Data to process:
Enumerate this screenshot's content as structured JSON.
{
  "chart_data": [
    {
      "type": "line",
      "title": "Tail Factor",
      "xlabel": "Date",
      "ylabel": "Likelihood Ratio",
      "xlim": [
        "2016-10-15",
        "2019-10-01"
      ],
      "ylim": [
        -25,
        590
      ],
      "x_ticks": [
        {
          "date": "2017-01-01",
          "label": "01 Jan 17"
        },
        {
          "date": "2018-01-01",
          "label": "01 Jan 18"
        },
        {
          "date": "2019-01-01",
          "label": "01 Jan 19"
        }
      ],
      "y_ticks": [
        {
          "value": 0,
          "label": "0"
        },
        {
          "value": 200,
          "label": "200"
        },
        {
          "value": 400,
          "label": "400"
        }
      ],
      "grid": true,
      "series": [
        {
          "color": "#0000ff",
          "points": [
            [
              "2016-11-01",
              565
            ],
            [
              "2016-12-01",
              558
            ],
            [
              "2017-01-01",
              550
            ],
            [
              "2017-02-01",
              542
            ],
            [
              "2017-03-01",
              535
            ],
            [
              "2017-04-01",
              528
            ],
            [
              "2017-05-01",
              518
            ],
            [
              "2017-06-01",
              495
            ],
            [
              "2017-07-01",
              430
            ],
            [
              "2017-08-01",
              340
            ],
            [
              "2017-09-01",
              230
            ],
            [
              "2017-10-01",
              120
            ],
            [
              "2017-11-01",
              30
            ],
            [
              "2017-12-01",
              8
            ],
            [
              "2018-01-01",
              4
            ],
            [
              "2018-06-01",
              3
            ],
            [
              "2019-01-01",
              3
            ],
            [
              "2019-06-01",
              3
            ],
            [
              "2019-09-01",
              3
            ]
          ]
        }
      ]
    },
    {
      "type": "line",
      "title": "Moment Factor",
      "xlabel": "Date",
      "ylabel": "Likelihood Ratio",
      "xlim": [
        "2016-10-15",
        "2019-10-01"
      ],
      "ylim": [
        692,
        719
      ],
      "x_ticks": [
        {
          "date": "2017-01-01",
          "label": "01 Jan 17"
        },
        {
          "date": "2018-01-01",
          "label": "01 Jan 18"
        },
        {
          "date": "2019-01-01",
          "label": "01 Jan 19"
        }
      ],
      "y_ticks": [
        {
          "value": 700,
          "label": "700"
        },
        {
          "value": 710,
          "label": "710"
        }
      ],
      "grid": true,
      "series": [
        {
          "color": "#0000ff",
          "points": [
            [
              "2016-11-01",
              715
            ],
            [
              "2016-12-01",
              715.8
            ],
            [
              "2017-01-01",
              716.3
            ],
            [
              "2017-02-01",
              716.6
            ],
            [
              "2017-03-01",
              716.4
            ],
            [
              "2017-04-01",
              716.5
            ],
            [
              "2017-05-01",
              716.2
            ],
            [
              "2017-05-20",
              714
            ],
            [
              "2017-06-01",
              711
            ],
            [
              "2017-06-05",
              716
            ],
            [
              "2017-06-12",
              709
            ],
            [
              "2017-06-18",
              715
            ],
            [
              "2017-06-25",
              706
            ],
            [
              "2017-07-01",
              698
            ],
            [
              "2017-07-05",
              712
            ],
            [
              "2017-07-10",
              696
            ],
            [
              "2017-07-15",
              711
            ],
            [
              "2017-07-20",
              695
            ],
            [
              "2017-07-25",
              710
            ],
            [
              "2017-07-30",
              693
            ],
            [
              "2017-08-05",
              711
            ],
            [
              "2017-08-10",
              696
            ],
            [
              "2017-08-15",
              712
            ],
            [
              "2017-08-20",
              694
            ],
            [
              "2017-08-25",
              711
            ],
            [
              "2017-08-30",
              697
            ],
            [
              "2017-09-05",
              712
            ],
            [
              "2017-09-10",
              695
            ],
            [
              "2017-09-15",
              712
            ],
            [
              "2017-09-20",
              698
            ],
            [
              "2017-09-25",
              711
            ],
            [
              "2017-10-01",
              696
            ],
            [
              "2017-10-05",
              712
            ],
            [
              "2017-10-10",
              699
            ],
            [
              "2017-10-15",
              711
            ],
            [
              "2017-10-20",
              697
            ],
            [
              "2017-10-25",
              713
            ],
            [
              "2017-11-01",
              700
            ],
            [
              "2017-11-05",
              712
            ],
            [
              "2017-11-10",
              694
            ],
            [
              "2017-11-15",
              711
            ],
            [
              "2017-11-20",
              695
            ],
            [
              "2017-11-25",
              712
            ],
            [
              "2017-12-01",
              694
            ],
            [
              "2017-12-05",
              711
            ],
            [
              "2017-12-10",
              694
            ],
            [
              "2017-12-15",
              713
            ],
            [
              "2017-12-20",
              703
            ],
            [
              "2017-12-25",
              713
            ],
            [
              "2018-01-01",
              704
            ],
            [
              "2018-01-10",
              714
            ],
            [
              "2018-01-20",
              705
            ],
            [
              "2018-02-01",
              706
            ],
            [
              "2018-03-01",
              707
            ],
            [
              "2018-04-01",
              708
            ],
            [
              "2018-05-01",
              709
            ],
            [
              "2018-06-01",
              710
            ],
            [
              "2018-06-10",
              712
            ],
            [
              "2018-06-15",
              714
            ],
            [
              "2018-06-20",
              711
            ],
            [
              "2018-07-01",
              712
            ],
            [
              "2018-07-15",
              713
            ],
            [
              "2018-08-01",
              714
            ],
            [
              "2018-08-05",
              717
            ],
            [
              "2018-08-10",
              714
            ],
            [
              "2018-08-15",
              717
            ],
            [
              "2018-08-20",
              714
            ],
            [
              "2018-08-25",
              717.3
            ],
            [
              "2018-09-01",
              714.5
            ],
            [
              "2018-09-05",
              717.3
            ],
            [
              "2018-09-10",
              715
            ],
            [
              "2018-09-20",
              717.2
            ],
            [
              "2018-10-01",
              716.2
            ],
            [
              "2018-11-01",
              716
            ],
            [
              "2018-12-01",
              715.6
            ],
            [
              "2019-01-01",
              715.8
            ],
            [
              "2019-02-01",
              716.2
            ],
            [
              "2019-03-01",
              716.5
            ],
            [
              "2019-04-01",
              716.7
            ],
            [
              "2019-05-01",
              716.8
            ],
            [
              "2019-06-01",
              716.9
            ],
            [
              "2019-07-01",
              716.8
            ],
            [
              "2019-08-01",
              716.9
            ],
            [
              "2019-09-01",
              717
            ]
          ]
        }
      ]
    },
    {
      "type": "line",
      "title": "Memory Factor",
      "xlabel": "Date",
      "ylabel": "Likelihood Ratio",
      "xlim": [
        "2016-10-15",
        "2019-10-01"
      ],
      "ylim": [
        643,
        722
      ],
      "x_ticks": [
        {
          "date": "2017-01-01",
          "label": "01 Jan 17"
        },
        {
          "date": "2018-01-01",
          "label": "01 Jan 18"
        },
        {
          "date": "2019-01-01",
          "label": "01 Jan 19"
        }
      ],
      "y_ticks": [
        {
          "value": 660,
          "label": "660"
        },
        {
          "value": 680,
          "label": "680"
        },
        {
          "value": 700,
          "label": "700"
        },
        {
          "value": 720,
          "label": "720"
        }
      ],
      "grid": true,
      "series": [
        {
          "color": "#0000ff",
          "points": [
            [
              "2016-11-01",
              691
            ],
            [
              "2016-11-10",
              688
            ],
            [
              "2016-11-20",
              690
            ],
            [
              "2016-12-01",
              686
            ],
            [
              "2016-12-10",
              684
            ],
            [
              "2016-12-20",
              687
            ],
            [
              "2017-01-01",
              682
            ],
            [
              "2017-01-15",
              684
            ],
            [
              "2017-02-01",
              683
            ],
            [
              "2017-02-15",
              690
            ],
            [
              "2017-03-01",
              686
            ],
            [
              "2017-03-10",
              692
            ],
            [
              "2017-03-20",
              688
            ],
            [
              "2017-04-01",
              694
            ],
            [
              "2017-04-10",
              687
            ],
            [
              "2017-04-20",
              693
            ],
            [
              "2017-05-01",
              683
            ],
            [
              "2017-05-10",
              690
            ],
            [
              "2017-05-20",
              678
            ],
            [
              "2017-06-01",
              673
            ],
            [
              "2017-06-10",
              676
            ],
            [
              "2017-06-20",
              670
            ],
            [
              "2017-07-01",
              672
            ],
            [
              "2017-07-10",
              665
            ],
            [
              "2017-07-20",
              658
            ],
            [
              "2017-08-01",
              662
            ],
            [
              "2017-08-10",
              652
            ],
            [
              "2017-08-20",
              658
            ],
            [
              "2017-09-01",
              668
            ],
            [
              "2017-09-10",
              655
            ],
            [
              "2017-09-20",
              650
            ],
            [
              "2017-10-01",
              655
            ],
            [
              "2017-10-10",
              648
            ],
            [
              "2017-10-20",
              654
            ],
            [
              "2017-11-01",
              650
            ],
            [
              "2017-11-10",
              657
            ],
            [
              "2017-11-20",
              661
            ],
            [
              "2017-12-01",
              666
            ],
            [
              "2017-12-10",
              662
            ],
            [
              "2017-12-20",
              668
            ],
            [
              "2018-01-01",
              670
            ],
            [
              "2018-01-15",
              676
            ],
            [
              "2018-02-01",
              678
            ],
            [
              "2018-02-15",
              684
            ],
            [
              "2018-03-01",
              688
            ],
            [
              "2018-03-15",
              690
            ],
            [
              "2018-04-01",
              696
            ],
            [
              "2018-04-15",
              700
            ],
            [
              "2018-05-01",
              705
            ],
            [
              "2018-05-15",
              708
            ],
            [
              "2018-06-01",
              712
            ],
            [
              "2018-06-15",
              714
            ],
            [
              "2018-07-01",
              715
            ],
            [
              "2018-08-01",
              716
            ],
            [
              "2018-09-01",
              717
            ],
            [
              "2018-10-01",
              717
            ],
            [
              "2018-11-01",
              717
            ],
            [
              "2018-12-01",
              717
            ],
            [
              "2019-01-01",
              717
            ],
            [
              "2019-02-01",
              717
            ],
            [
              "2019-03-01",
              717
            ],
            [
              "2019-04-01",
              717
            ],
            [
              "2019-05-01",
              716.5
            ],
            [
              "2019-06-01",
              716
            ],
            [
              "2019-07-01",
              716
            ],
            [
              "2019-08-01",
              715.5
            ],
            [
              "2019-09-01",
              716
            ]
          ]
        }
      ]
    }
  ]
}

Exercise details: Read the entries and show each line that mentions "title".

The reply:
      "title": "Tail Factor",
      "title": "Moment Factor",
      "title": "Memory Factor",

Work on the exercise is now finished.